→ Aim of the task:
Reproduce the material verbatim, from its first line up to and including the line containing "The heat exchanger assembly 18 is".

_ _ _ _ _ _ _

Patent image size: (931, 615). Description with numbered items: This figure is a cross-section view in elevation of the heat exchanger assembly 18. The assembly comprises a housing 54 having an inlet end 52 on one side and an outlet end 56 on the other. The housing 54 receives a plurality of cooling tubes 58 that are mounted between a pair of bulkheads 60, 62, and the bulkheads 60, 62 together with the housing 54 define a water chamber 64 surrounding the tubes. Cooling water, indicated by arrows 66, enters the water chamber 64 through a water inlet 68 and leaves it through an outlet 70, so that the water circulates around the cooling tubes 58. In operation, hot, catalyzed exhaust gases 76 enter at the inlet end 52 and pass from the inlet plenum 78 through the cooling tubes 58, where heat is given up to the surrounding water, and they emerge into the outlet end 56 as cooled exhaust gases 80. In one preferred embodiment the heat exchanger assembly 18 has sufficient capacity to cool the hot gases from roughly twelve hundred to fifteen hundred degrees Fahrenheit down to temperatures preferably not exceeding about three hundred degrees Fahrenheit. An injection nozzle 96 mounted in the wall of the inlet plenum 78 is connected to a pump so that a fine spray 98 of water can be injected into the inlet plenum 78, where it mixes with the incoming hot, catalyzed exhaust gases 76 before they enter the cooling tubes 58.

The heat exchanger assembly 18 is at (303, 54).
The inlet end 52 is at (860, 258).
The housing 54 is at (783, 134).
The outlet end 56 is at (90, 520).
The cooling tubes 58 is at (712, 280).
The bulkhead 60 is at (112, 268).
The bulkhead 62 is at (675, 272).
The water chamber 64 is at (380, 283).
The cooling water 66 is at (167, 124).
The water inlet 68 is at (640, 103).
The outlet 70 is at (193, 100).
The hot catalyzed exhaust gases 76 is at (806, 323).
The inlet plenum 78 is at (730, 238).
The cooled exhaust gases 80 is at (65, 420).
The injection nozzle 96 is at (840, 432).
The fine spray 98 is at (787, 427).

_ _ _ _ _ _ _

→ Output:
Patent image size: (931, 615). Description with numbered items: This figure is a cross-section view in elevation of the heat exchanger assembly 18. The assembly comprises a housing 54 having an inlet end 52 on one side and an outlet end 56 on the other. The housing 54 receives a plurality of cooling tubes 58 that are mounted between a pair of bulkheads 60, 62, and the bulkheads 60, 62 together with the housing 54 define a water chamber 64 surrounding the tubes. Cooling water, indicated by arrows 66, enters the water chamber 64 through a water inlet 68 and leaves it through an outlet 70, so that the water circulates around the cooling tubes 58. In operation, hot, catalyzed exhaust gases 76 enter at the inlet end 52 and pass from the inlet plenum 78 through the cooling tubes 58, where heat is given up to the surrounding water, and they emerge into the outlet end 56 as cooled exhaust gases 80. In one preferred embodiment the heat exchanger assembly 18 has sufficient capacity to cool the hot gases from roughly twelve hundred to fifteen hundred degrees Fahrenheit down to temperatures preferably not exceeding about three hundred degrees Fahrenheit. An injection nozzle 96 mounted in the wall of the inlet plenum 78 is connected to a pump so that a fine spray 98 of water can be injected into the inlet plenum 78, where it mixes with the incoming hot, catalyzed exhaust gases 76 before they enter the cooling tubes 58.

The heat exchanger assembly 18 is at (303, 54).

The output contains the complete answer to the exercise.